## RECORDED DATA

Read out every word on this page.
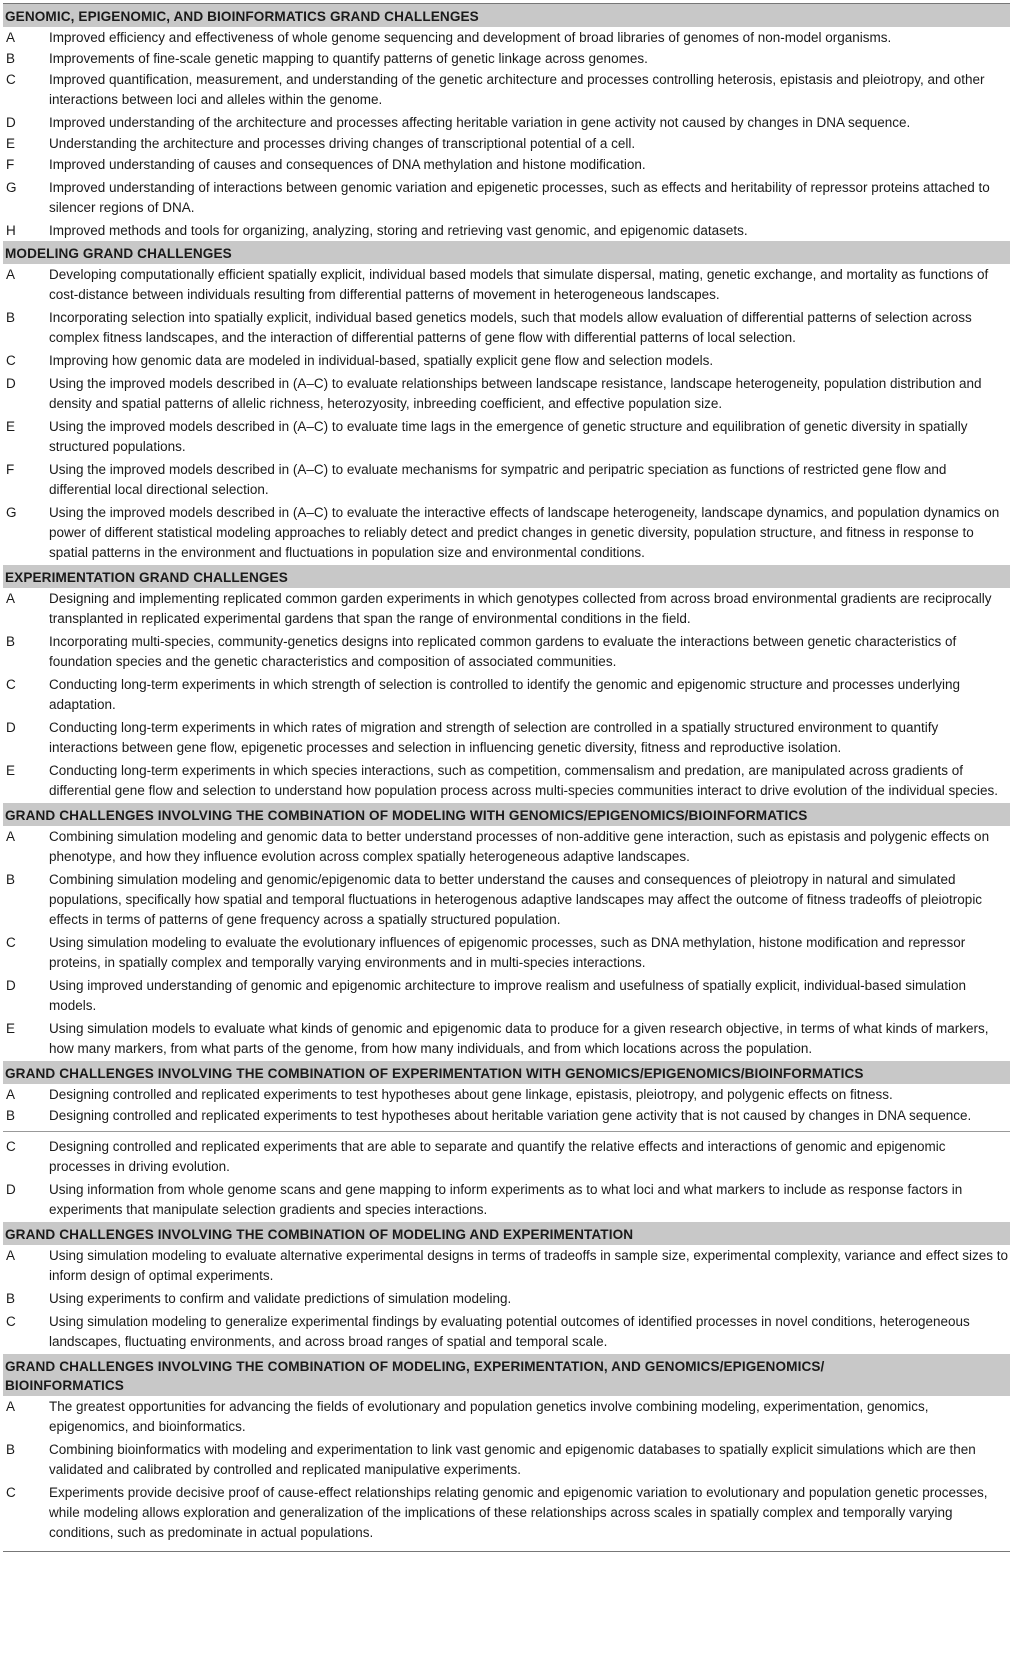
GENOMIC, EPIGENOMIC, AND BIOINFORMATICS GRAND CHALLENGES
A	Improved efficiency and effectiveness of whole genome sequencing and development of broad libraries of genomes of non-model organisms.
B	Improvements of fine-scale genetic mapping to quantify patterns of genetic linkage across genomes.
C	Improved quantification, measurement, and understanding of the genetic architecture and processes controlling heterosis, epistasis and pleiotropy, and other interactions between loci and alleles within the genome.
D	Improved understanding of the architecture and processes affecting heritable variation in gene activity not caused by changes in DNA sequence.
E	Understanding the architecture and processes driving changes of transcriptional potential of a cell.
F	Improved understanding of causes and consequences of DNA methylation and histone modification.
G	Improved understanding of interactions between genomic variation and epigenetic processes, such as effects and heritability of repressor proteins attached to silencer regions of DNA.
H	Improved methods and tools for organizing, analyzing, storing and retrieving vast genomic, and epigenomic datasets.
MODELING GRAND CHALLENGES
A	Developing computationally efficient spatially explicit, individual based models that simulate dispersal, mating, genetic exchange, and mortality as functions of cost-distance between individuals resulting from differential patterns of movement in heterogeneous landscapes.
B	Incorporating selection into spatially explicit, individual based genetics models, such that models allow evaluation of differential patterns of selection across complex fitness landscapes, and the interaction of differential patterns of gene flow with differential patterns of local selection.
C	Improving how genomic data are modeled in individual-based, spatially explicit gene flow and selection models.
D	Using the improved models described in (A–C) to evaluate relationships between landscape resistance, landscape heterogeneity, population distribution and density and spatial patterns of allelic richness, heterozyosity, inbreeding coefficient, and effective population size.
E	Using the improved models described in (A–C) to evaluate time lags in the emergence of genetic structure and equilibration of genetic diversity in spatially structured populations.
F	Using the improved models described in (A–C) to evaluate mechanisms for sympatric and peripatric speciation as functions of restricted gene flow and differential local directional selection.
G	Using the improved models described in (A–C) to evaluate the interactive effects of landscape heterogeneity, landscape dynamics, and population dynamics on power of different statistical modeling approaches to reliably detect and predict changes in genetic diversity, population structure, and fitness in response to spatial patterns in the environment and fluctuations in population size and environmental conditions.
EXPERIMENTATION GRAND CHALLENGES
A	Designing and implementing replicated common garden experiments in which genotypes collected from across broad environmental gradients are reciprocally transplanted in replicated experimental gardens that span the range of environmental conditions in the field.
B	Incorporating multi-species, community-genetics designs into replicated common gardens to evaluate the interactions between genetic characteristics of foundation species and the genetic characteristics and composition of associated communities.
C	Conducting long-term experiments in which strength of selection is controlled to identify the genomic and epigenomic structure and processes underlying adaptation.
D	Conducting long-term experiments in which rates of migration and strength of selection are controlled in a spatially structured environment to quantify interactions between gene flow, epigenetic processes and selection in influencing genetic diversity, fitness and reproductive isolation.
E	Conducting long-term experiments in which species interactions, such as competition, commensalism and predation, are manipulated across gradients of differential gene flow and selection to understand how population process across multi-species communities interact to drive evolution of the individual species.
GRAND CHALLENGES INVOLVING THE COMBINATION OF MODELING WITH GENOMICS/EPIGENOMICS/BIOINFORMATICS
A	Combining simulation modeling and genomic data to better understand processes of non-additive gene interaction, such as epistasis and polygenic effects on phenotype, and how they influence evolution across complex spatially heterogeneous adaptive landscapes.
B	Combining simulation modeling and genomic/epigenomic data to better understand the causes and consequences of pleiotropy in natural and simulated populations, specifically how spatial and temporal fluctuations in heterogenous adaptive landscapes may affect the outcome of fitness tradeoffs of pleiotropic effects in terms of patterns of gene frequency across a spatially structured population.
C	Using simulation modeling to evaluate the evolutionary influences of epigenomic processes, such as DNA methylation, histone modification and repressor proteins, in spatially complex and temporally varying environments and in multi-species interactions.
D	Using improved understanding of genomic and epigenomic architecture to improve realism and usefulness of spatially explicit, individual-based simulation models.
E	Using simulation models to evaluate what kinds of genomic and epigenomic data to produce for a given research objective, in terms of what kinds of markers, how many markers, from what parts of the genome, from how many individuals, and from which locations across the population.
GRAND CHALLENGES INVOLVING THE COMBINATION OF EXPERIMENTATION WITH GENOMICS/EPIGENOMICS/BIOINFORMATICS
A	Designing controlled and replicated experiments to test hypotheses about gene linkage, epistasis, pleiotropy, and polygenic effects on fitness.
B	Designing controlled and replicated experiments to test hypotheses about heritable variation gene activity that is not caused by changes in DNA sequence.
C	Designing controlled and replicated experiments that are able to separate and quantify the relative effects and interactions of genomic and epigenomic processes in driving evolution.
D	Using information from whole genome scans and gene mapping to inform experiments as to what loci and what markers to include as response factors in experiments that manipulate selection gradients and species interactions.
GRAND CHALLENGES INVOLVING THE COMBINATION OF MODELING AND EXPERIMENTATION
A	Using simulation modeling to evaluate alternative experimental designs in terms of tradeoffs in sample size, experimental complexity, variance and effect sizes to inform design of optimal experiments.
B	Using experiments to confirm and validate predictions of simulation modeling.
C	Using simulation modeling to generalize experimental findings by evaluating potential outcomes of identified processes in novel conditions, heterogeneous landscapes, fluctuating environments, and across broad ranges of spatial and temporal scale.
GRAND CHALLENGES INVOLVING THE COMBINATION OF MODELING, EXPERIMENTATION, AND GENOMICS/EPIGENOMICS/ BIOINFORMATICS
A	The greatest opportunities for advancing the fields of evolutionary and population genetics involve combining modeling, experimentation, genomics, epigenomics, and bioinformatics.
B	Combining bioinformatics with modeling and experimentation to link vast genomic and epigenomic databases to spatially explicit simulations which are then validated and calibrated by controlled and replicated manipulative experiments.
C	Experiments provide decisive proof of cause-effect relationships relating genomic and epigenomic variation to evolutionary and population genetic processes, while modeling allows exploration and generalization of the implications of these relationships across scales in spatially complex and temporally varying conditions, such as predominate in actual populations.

## YOUR INSTRUCTIONS
Bring together every line in the entries that holds the string "such".

## TASK ANSWER
G	Improved understanding of interactions between genomic variation and epigenetic processes, such as effects and heritability of repressor proteins attached to silencer regions of DNA.
B	Incorporating selection into spatially explicit, individual based genetics models, such that models allow evaluation of differential patterns of selection across complex fitness landscapes, and the interaction of differential patterns of gene flow with differential patterns of local selection.
E	Conducting long-term experiments in which species interactions, such as competition, commensalism and predation, are manipulated across gradients of differential gene flow and selection to understand how population process across multi-species communities interact to drive evolution of the individual species.
A	Combining simulation modeling and genomic data to better understand processes of non-additive gene interaction, such as epistasis and polygenic effects on phenotype, and how they influence evolution across complex spatially heterogeneous adaptive landscapes.
C	Using simulation modeling to evaluate the evolutionary influences of epigenomic processes, such as DNA methylation, histone modification and repressor proteins, in spatially complex and temporally varying environments and in multi-species interactions.
C	Experiments provide decisive proof of cause-effect relationships relating genomic and epigenomic variation to evolutionary and population genetic processes, while modeling allows exploration and generalization of the implications of these relationships across scales in spatially complex and temporally varying conditions, such as predominate in actual populations.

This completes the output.